* **Problem**
Below are some entries. Copy each line that holds the string "note".

[Structured figure records]
□ □ □ □

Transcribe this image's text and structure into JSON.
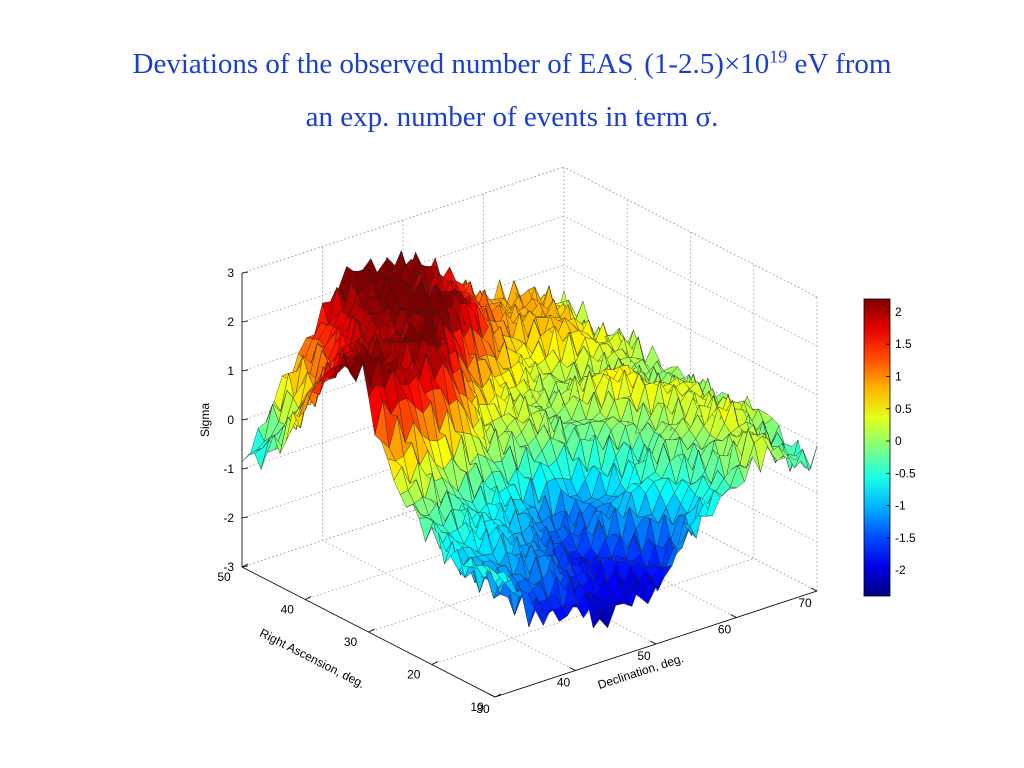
{
  "slide": {
    "title_line1_a": "Deviations of the observed number of EAS",
    "title_dot": ".",
    "title_line1_b": " (1-2.5)×10",
    "title_exponent": "19",
    "title_line1_c": " eV from",
    "title_line2": "an exp. number of events  in term σ."
  },
  "chart_data": {
    "type": "surface",
    "xlabel": "Declination, deg.",
    "ylabel": "Right Ascension, deg.",
    "zlabel": "Sigma",
    "xlim": [
      30,
      70
    ],
    "ylim": [
      10,
      50
    ],
    "zlim": [
      -3,
      3
    ],
    "x_ticks": [
      "30",
      "40",
      "50",
      "60",
      "70"
    ],
    "y_ticks": [
      "10",
      "20",
      "30",
      "40",
      "50"
    ],
    "z_ticks": [
      "-3",
      "-2",
      "-1",
      "0",
      "1",
      "2",
      "3"
    ],
    "colorbar_ticks": [
      "2",
      "1.5",
      "1",
      "0.5",
      "0",
      "-0.5",
      "-1",
      "-1.5",
      "-2"
    ],
    "colorbar_range": [
      -2.4,
      2.2
    ],
    "colormap": "jet",
    "grid": true,
    "peaks": [
      {
        "x": 33,
        "y": 36,
        "z": 3.0,
        "note": "highest peak"
      },
      {
        "x": 40,
        "y": 42,
        "z": 2.9
      },
      {
        "x": 47,
        "y": 47,
        "z": 2.5
      },
      {
        "x": 60,
        "y": 45,
        "z": 0.9
      },
      {
        "x": 63,
        "y": 22,
        "z": 0.6
      },
      {
        "x": 38,
        "y": 20,
        "z": -0.2
      }
    ],
    "troughs": [
      {
        "x": 42,
        "y": 13,
        "z": -2.4,
        "note": "deepest trough"
      },
      {
        "x": 50,
        "y": 18,
        "z": -1.6
      },
      {
        "x": 30,
        "y": 46,
        "z": -1.4
      }
    ]
  }
}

□ □ □ □

* **The answer**
        "note": "highest peak"
        "note": "deepest trough"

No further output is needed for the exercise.